:: Provided data
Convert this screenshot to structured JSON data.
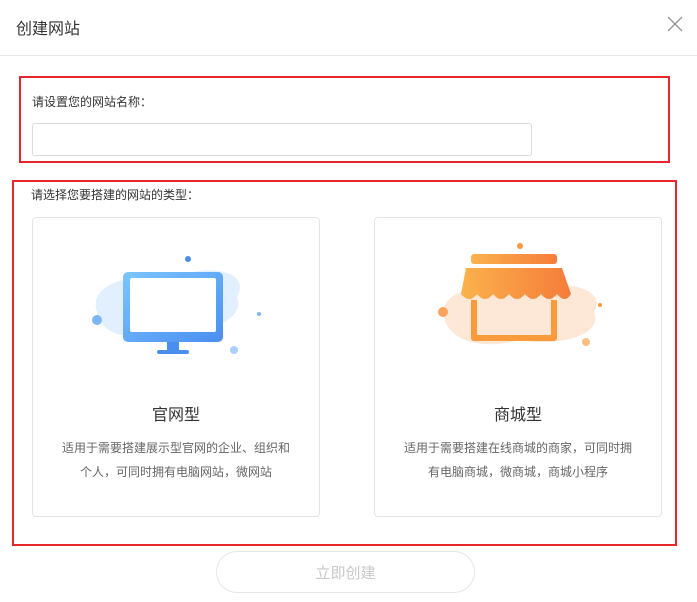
{
  "dialog": {
    "title": "创建网站",
    "close_icon": "close-icon"
  },
  "name_section": {
    "label": "请设置您的网站名称：",
    "input_value": "",
    "input_placeholder": ""
  },
  "type_section": {
    "label": "请选择您要搭建的网站的类型：",
    "cards": [
      {
        "title": "官网型",
        "desc_line1": "适用于需要搭建展示型官网的企业、组织和",
        "desc_line2": "个人，可同时拥有电脑网站，微网站",
        "icon": "monitor-icon"
      },
      {
        "title": "商城型",
        "desc_line1": "适用于需要搭建在线商城的商家，可同时拥",
        "desc_line2": "有电脑商城，微商城，商城小程序",
        "icon": "storefront-icon"
      }
    ]
  },
  "footer": {
    "create_label": "立即创建"
  },
  "colors": {
    "highlight_border": "#e8262b",
    "monitor_blue": "#5aa8f5",
    "store_orange": "#f99a3c",
    "disabled_text": "#c8c8c8"
  }
}
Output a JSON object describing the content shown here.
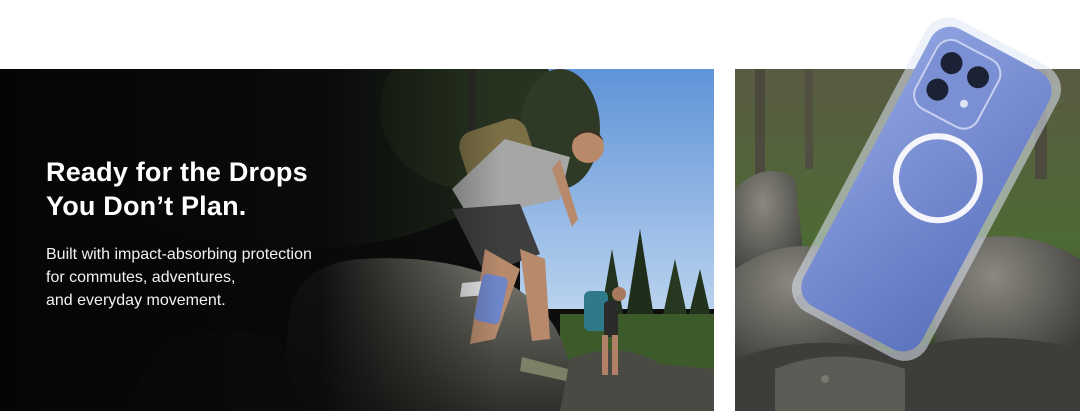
{
  "hero": {
    "headline_line1": "Ready for the Drops",
    "headline_line2": "You Don’t Plan.",
    "body_line1": "Built with impact-absorbing protection",
    "body_line2": "for commutes, adventures,",
    "body_line3": "and everyday movement."
  },
  "images": {
    "left_photo": "hiker-climbing-rocks-with-phone",
    "right_photo": "phone-case-dropping-on-rocks"
  },
  "colors": {
    "text": "#ffffff",
    "background": "#ffffff",
    "left_panel_dark": "#0b0b0b",
    "phone_blue": "#6f86c9"
  }
}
::::
## Exercise task
Everything from the line containing "Output a JSON" through the last line of the entries is to be output exactly as written, minus any pictures.

## Response to this task
Output a JSON object describing the content shown here.
{
  "hero": {
    "headline_line1": "Ready for the Drops",
    "headline_line2": "You Don’t Plan.",
    "body_line1": "Built with impact-absorbing protection",
    "body_line2": "for commutes, adventures,",
    "body_line3": "and everyday movement."
  },
  "images": {
    "left_photo": "hiker-climbing-rocks-with-phone",
    "right_photo": "phone-case-dropping-on-rocks"
  },
  "colors": {
    "text": "#ffffff",
    "background": "#ffffff",
    "left_panel_dark": "#0b0b0b",
    "phone_blue": "#6f86c9"
  }
}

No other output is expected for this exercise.